— BEGIN MATERIAL FOR THIS EXERCISE —

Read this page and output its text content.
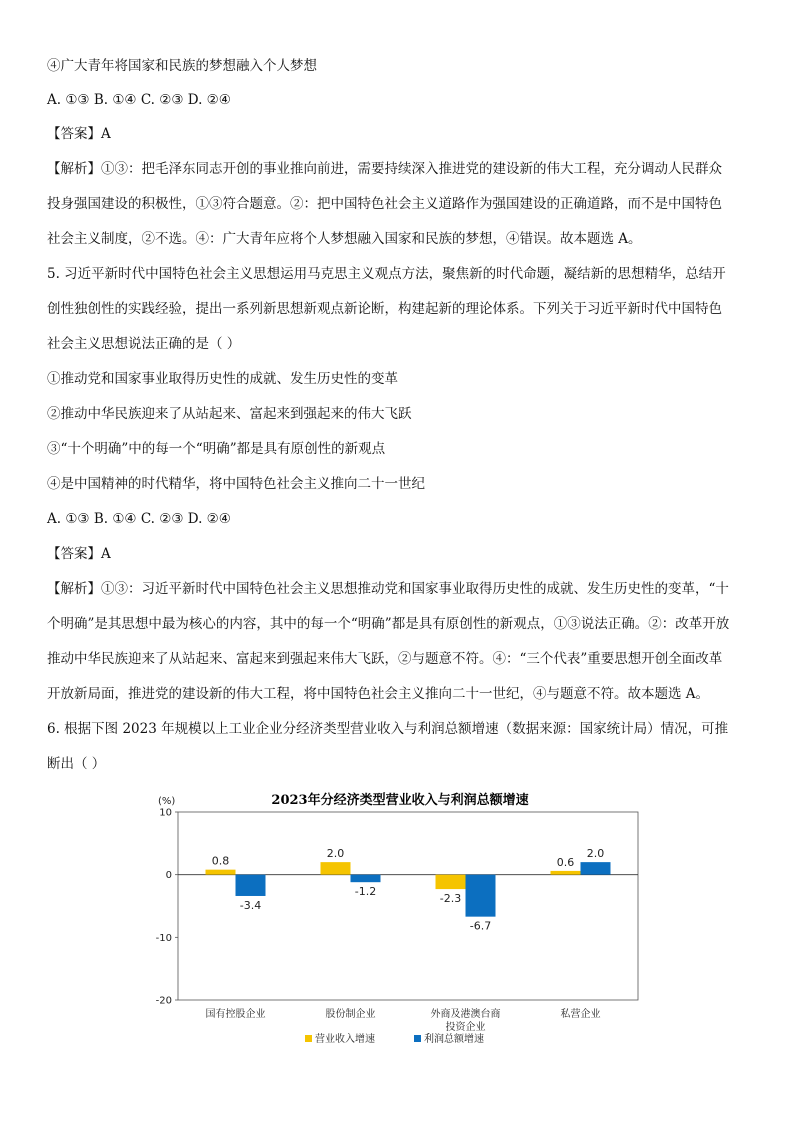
④广大青年将国家和民族的梦想融入个人梦想
A. ①③ B. ①④ C. ②③ D. ②④
【答案】A
【解析】①③：把毛泽东同志开创的事业推向前进，需要持续深入推进党的建设新的伟大工程，充分调动人民群众
投身强国建设的积极性，①③符合题意。②：把中国特色社会主义道路作为强国建设的正确道路，而不是中国特色
社会主义制度，②不选。④：广大青年应将个人梦想融入国家和民族的梦想，④错误。故本题选 A。
5. 习近平新时代中国特色社会主义思想运用马克思主义观点方法，聚焦新的时代命题，凝结新的思想精华，总结开
创性独创性的实践经验，提出一系列新思想新观点新论断，构建起新的理论体系。下列关于习近平新时代中国特色
社会主义思想说法正确的是（ ）
①推动党和国家事业取得历史性的成就、发生历史性的变革
②推动中华民族迎来了从站起来、富起来到强起来的伟大飞跃
③“十个明确”中的每一个“明确”都是具有原创性的新观点
④是中国精神的时代精华，将中国特色社会主义推向二十一世纪
A. ①③ B. ①④ C. ②③ D. ②④
【答案】A
【解析】①③：习近平新时代中国特色社会主义思想推动党和国家事业取得历史性的成就、发生历史性的变革，“十
个明确”是其思想中最为核心的内容，其中的每一个“明确”都是具有原创性的新观点，①③说法正确。②：改革开放
推动中华民族迎来了从站起来、富起来到强起来伟大飞跃，②与题意不符。④：“三个代表”重要思想开创全面改革
开放新局面，推进党的建设新的伟大工程，将中国特色社会主义推向二十一世纪，④与题意不符。故本题选 A。
6. 根据下图 2023 年规模以上工业企业分经济类型营业收入与利润总额增速（数据来源：国家统计局）情况，可推
断出（ ）
2023年分经济类型营业收入与利润总额增速
(%)
10
0
-10
-20
0.8
-3.4
国有控股企业
2.0
-1.2
股份制企业
-2.3
-6.7
外商及港澳台商
投资企业
0.6
2.0
私营企业
营业收入增速	利润总额增速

— END MATERIAL FOR THIS EXERCISE —

▶ _SET EXERCISE_
Retype the whole listing exactly and leave the pictures out.

▶ _IN RESPONSE_
Read this page and output its text content.
④广大青年将国家和民族的梦想融入个人梦想
A. ①③ B. ①④ C. ②③ D. ②④
【答案】A
【解析】①③：把毛泽东同志开创的事业推向前进，需要持续深入推进党的建设新的伟大工程，充分调动人民群众
投身强国建设的积极性，①③符合题意。②：把中国特色社会主义道路作为强国建设的正确道路，而不是中国特色
社会主义制度，②不选。④：广大青年应将个人梦想融入国家和民族的梦想，④错误。故本题选 A。
5. 习近平新时代中国特色社会主义思想运用马克思主义观点方法，聚焦新的时代命题，凝结新的思想精华，总结开
创性独创性的实践经验，提出一系列新思想新观点新论断，构建起新的理论体系。下列关于习近平新时代中国特色
社会主义思想说法正确的是（ ）
①推动党和国家事业取得历史性的成就、发生历史性的变革
②推动中华民族迎来了从站起来、富起来到强起来的伟大飞跃
③“十个明确”中的每一个“明确”都是具有原创性的新观点
④是中国精神的时代精华，将中国特色社会主义推向二十一世纪
A. ①③ B. ①④ C. ②③ D. ②④
【答案】A
【解析】①③：习近平新时代中国特色社会主义思想推动党和国家事业取得历史性的成就、发生历史性的变革，“十
个明确”是其思想中最为核心的内容，其中的每一个“明确”都是具有原创性的新观点，①③说法正确。②：改革开放
推动中华民族迎来了从站起来、富起来到强起来伟大飞跃，②与题意不符。④：“三个代表”重要思想开创全面改革
开放新局面，推进党的建设新的伟大工程，将中国特色社会主义推向二十一世纪，④与题意不符。故本题选 A。
6. 根据下图 2023 年规模以上工业企业分经济类型营业收入与利润总额增速（数据来源：国家统计局）情况，可推
断出（ ）
2023年分经济类型营业收入与利润总额增速
(%)
10
0
-10
-20
0.8
-3.4
国有控股企业
2.0
-1.2
股份制企业
-2.3
-6.7
外商及港澳台商
投资企业
0.6
2.0
私营企业
营业收入增速	利润总额增速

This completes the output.